## [WORK TO COMPLETE]
Repeat the material below word for word, from the line containing "Decompose this screenshot" through the line containing "step-label-line: and Acceptance", with both of those lines included. Leave out the picture.

Rows from a dataset:
— START —

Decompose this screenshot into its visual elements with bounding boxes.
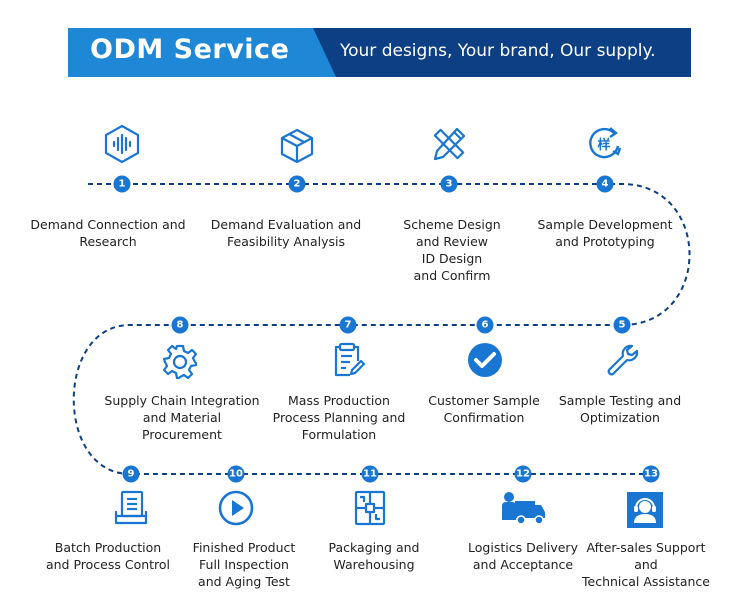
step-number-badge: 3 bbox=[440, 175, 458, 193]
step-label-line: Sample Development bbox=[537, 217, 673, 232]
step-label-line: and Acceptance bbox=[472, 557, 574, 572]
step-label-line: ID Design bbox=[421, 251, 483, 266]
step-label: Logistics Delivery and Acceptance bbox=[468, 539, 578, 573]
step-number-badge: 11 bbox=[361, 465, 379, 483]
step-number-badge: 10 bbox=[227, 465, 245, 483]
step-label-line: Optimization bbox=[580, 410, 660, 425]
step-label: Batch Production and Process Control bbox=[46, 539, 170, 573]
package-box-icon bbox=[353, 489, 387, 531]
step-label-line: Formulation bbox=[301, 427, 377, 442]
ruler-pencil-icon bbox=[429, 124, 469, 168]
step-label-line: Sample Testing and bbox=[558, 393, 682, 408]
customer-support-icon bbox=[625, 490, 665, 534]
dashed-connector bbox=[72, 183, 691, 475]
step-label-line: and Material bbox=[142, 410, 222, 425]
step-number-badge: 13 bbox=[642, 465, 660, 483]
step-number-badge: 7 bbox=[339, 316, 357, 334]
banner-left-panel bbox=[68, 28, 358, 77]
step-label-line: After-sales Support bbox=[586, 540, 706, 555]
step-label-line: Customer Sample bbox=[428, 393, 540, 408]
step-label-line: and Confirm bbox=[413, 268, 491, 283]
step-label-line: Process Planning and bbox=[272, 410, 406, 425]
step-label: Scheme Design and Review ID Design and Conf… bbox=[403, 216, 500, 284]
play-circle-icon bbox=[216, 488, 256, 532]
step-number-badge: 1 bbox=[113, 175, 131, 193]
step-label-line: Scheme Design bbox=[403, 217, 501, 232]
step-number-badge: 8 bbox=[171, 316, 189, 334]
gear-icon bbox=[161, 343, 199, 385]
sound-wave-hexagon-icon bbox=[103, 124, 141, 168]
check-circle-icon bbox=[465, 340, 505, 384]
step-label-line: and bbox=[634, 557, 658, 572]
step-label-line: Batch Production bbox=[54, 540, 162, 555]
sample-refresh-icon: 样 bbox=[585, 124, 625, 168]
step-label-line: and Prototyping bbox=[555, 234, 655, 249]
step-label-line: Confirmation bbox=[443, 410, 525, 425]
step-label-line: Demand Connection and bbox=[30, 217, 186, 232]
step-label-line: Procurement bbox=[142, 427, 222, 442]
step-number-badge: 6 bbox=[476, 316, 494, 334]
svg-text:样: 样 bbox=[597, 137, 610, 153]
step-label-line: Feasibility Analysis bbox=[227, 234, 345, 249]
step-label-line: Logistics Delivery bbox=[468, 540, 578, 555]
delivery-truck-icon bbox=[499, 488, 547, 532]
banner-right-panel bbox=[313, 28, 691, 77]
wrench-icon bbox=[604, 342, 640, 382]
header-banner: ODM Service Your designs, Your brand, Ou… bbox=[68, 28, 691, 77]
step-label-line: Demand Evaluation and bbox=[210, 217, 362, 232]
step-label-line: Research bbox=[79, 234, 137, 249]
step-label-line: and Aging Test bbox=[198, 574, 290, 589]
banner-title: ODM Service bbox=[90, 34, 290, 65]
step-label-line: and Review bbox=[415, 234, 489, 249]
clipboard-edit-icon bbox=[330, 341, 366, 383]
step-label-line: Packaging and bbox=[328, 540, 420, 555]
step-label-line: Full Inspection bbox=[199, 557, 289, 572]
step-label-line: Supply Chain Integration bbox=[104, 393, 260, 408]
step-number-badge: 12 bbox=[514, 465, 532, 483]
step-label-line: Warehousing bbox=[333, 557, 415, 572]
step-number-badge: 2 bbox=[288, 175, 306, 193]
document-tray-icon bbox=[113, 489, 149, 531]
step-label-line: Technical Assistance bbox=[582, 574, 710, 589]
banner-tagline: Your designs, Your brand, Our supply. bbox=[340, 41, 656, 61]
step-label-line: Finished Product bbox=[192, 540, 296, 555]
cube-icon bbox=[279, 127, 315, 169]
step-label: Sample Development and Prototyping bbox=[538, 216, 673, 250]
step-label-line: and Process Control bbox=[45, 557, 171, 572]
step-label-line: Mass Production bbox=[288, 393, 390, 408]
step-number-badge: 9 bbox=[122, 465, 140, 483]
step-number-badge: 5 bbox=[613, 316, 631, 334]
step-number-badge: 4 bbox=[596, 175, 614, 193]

— END —
— START —

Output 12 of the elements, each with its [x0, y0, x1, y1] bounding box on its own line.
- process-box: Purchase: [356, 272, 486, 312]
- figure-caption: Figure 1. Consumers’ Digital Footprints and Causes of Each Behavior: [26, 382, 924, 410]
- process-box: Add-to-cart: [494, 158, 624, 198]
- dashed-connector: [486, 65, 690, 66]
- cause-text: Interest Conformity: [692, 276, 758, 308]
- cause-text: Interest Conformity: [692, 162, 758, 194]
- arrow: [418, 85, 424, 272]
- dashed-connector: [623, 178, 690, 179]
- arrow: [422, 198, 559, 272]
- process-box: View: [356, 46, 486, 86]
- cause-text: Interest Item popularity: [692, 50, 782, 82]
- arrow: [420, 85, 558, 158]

— END —

## [SOLUTION FOR THIS TASK]
Decompose this screenshot into its visual elements with bounding boxes.
step-number-badge: 3 bbox=[440, 175, 458, 193]
step-label-line: Sample Development bbox=[537, 217, 673, 232]
step-label-line: and Acceptance bbox=[472, 557, 574, 572]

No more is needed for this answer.